Your instructions
Repeat the material in full. Keep every line exactly as it is.

(Data entries)
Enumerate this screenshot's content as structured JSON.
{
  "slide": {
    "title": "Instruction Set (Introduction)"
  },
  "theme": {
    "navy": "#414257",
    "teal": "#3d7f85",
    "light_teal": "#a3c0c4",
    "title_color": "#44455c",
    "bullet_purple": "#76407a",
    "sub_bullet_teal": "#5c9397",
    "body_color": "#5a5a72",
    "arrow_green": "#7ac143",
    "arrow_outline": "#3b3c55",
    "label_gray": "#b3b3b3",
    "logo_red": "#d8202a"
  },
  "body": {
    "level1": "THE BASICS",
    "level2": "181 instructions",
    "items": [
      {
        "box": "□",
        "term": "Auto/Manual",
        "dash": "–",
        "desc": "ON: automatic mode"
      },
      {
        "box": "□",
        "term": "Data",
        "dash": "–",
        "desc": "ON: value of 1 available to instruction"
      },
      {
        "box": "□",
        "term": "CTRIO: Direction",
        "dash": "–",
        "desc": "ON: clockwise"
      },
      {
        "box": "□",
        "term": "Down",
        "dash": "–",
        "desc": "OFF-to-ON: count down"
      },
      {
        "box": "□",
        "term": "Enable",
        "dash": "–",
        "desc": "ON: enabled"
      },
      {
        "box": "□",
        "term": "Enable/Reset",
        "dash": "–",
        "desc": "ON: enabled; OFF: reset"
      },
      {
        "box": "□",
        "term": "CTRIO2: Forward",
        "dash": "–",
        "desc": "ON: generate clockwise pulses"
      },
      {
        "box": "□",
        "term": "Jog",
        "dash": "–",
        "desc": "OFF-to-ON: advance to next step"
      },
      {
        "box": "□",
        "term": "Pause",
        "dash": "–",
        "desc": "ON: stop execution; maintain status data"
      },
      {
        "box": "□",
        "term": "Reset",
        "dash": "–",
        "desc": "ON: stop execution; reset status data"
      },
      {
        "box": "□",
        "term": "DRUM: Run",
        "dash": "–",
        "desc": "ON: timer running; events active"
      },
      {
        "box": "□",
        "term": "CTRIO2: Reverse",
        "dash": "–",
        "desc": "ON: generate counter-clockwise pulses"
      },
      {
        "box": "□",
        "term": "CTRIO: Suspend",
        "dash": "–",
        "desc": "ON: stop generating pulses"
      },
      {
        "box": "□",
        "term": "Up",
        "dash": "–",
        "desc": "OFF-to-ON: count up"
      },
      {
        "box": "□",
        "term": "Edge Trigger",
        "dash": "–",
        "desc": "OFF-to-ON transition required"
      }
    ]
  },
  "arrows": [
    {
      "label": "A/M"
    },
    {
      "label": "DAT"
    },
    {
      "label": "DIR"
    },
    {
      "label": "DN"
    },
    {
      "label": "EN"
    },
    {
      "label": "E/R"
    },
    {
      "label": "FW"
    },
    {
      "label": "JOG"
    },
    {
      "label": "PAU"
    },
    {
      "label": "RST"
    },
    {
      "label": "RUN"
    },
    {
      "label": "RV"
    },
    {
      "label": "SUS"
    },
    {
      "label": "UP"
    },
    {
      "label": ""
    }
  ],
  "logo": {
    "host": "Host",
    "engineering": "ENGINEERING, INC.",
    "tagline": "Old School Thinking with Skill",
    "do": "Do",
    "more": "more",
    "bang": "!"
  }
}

Answer to this task
Enumerate this screenshot's content as structured JSON.
{
  "slide": {
    "title": "Instruction Set (Introduction)"
  },
  "theme": {
    "navy": "#414257",
    "teal": "#3d7f85",
    "light_teal": "#a3c0c4",
    "title_color": "#44455c",
    "bullet_purple": "#76407a",
    "sub_bullet_teal": "#5c9397",
    "body_color": "#5a5a72",
    "arrow_green": "#7ac143",
    "arrow_outline": "#3b3c55",
    "label_gray": "#b3b3b3",
    "logo_red": "#d8202a"
  },
  "body": {
    "level1": "THE BASICS",
    "level2": "181 instructions",
    "items": [
      {
        "box": "□",
        "term": "Auto/Manual",
        "dash": "–",
        "desc": "ON: automatic mode"
      },
      {
        "box": "□",
        "term": "Data",
        "dash": "–",
        "desc": "ON: value of 1 available to instruction"
      },
      {
        "box": "□",
        "term": "CTRIO: Direction",
        "dash": "–",
        "desc": "ON: clockwise"
      },
      {
        "box": "□",
        "term": "Down",
        "dash": "–",
        "desc": "OFF-to-ON: count down"
      },
      {
        "box": "□",
        "term": "Enable",
        "dash": "–",
        "desc": "ON: enabled"
      },
      {
        "box": "□",
        "term": "Enable/Reset",
        "dash": "–",
        "desc": "ON: enabled; OFF: reset"
      },
      {
        "box": "□",
        "term": "CTRIO2: Forward",
        "dash": "–",
        "desc": "ON: generate clockwise pulses"
      },
      {
        "box": "□",
        "term": "Jog",
        "dash": "–",
        "desc": "OFF-to-ON: advance to next step"
      },
      {
        "box": "□",
        "term": "Pause",
        "dash": "–",
        "desc": "ON: stop execution; maintain status data"
      },
      {
        "box": "□",
        "term": "Reset",
        "dash": "–",
        "desc": "ON: stop execution; reset status data"
      },
      {
        "box": "□",
        "term": "DRUM: Run",
        "dash": "–",
        "desc": "ON: timer running; events active"
      },
      {
        "box": "□",
        "term": "CTRIO2: Reverse",
        "dash": "–",
        "desc": "ON: generate counter-clockwise pulses"
      },
      {
        "box": "□",
        "term": "CTRIO: Suspend",
        "dash": "–",
        "desc": "ON: stop generating pulses"
      },
      {
        "box": "□",
        "term": "Up",
        "dash": "–",
        "desc": "OFF-to-ON: count up"
      },
      {
        "box": "□",
        "term": "Edge Trigger",
        "dash": "–",
        "desc": "OFF-to-ON transition required"
      }
    ]
  },
  "arrows": [
    {
      "label": "A/M"
    },
    {
      "label": "DAT"
    },
    {
      "label": "DIR"
    },
    {
      "label": "DN"
    },
    {
      "label": "EN"
    },
    {
      "label": "E/R"
    },
    {
      "label": "FW"
    },
    {
      "label": "JOG"
    },
    {
      "label": "PAU"
    },
    {
      "label": "RST"
    },
    {
      "label": "RUN"
    },
    {
      "label": "RV"
    },
    {
      "label": "SUS"
    },
    {
      "label": "UP"
    },
    {
      "label": ""
    }
  ],
  "logo": {
    "host": "Host",
    "engineering": "ENGINEERING, INC.",
    "tagline": "Old School Thinking with Skill",
    "do": "Do",
    "more": "more",
    "bang": "!"
  }
}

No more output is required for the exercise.